Work to complete
Omit every image, and transcribe the remaining entries exactly as given.

Dataset excerpts
begin
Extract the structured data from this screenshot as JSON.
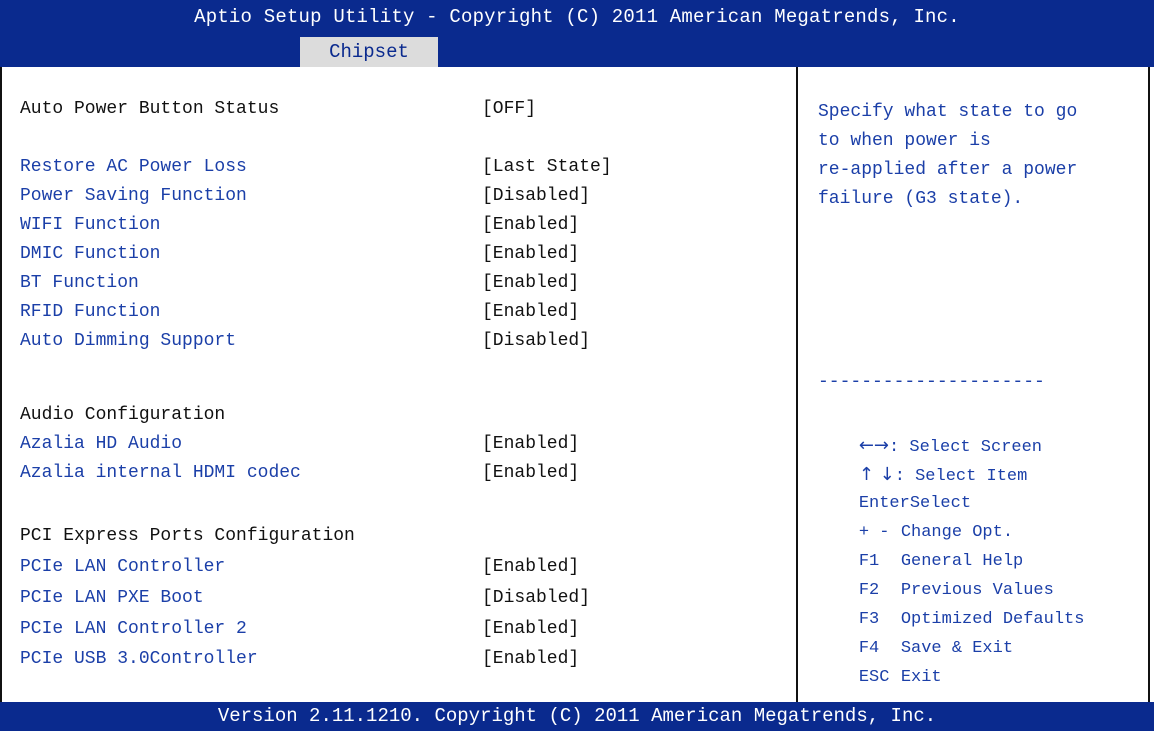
{
  "header": {
    "title": "Aptio Setup Utility - Copyright (C) 2011 American Megatrends, Inc.",
    "active_tab": "Chipset"
  },
  "settings": [
    {
      "label": "Auto Power Button Status",
      "value": "[OFF]",
      "selectable": false
    },
    {
      "label": "Restore AC Power Loss",
      "value": "[Last State]",
      "selectable": true
    },
    {
      "label": "Power Saving Function",
      "value": "[Disabled]",
      "selectable": true
    },
    {
      "label": "WIFI Function",
      "value": "[Enabled]",
      "selectable": true
    },
    {
      "label": "DMIC Function",
      "value": "[Enabled]",
      "selectable": true
    },
    {
      "label": "BT Function",
      "value": "[Enabled]",
      "selectable": true
    },
    {
      "label": "RFID Function",
      "value": "[Enabled]",
      "selectable": true
    },
    {
      "label": "Auto Dimming Support",
      "value": "[Disabled]",
      "selectable": true
    },
    {
      "label": "Azalia HD Audio",
      "value": "[Enabled]",
      "selectable": true
    },
    {
      "label": "Azalia internal HDMI codec",
      "value": "[Enabled]",
      "selectable": true
    },
    {
      "label": "PCIe LAN Controller",
      "value": "[Enabled]",
      "selectable": true
    },
    {
      "label": "PCIe LAN PXE Boot",
      "value": "[Disabled]",
      "selectable": true
    },
    {
      "label": "PCIe LAN Controller 2",
      "value": "[Enabled]",
      "selectable": true
    },
    {
      "label": "PCIe USB 3.0Controller",
      "value": "[Enabled]",
      "selectable": true
    }
  ],
  "headings": {
    "audio": "Audio Configuration",
    "pci": "PCI Express Ports Configuration"
  },
  "help": {
    "lines": [
      "Specify what state to go",
      "to when power is",
      "re-applied after a power",
      "failure (G3 state)."
    ],
    "separator": "---------------------"
  },
  "keys": [
    {
      "key": "←→",
      "desc": ": Select Screen"
    },
    {
      "key": "↑ ↓",
      "desc": ": Select Item"
    },
    {
      "key": "Enter",
      "desc": "Select"
    },
    {
      "key": "+ -",
      "desc": "Change Opt."
    },
    {
      "key": "F1",
      "desc": "General Help"
    },
    {
      "key": "F2",
      "desc": "Previous Values"
    },
    {
      "key": "F3",
      "desc": "Optimized Defaults"
    },
    {
      "key": "F4",
      "desc": "Save & Exit"
    },
    {
      "key": "ESC",
      "desc": "Exit"
    }
  ],
  "footer": "Version 2.11.1210. Copyright (C) 2011 American Megatrends, Inc.",
  "colors": {
    "bar": "#0a2a8e",
    "selectable_text": "#1b3fa8",
    "tab_bg": "#dcdcdc"
  }
}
end
Full answer
Extract the structured data from this screenshot as JSON.
{
  "header": {
    "title": "Aptio Setup Utility - Copyright (C) 2011 American Megatrends, Inc.",
    "active_tab": "Chipset"
  },
  "settings": [
    {
      "label": "Auto Power Button Status",
      "value": "[OFF]",
      "selectable": false
    },
    {
      "label": "Restore AC Power Loss",
      "value": "[Last State]",
      "selectable": true
    },
    {
      "label": "Power Saving Function",
      "value": "[Disabled]",
      "selectable": true
    },
    {
      "label": "WIFI Function",
      "value": "[Enabled]",
      "selectable": true
    },
    {
      "label": "DMIC Function",
      "value": "[Enabled]",
      "selectable": true
    },
    {
      "label": "BT Function",
      "value": "[Enabled]",
      "selectable": true
    },
    {
      "label": "RFID Function",
      "value": "[Enabled]",
      "selectable": true
    },
    {
      "label": "Auto Dimming Support",
      "value": "[Disabled]",
      "selectable": true
    },
    {
      "label": "Azalia HD Audio",
      "value": "[Enabled]",
      "selectable": true
    },
    {
      "label": "Azalia internal HDMI codec",
      "value": "[Enabled]",
      "selectable": true
    },
    {
      "label": "PCIe LAN Controller",
      "value": "[Enabled]",
      "selectable": true
    },
    {
      "label": "PCIe LAN PXE Boot",
      "value": "[Disabled]",
      "selectable": true
    },
    {
      "label": "PCIe LAN Controller 2",
      "value": "[Enabled]",
      "selectable": true
    },
    {
      "label": "PCIe USB 3.0Controller",
      "value": "[Enabled]",
      "selectable": true
    }
  ],
  "headings": {
    "audio": "Audio Configuration",
    "pci": "PCI Express Ports Configuration"
  },
  "help": {
    "lines": [
      "Specify what state to go",
      "to when power is",
      "re-applied after a power",
      "failure (G3 state)."
    ],
    "separator": "---------------------"
  },
  "keys": [
    {
      "key": "←→",
      "desc": ": Select Screen"
    },
    {
      "key": "↑ ↓",
      "desc": ": Select Item"
    },
    {
      "key": "Enter",
      "desc": "Select"
    },
    {
      "key": "+ -",
      "desc": "Change Opt."
    },
    {
      "key": "F1",
      "desc": "General Help"
    },
    {
      "key": "F2",
      "desc": "Previous Values"
    },
    {
      "key": "F3",
      "desc": "Optimized Defaults"
    },
    {
      "key": "F4",
      "desc": "Save & Exit"
    },
    {
      "key": "ESC",
      "desc": "Exit"
    }
  ],
  "footer": "Version 2.11.1210. Copyright (C) 2011 American Megatrends, Inc.",
  "colors": {
    "bar": "#0a2a8e",
    "selectable_text": "#1b3fa8",
    "tab_bg": "#dcdcdc"
  }
}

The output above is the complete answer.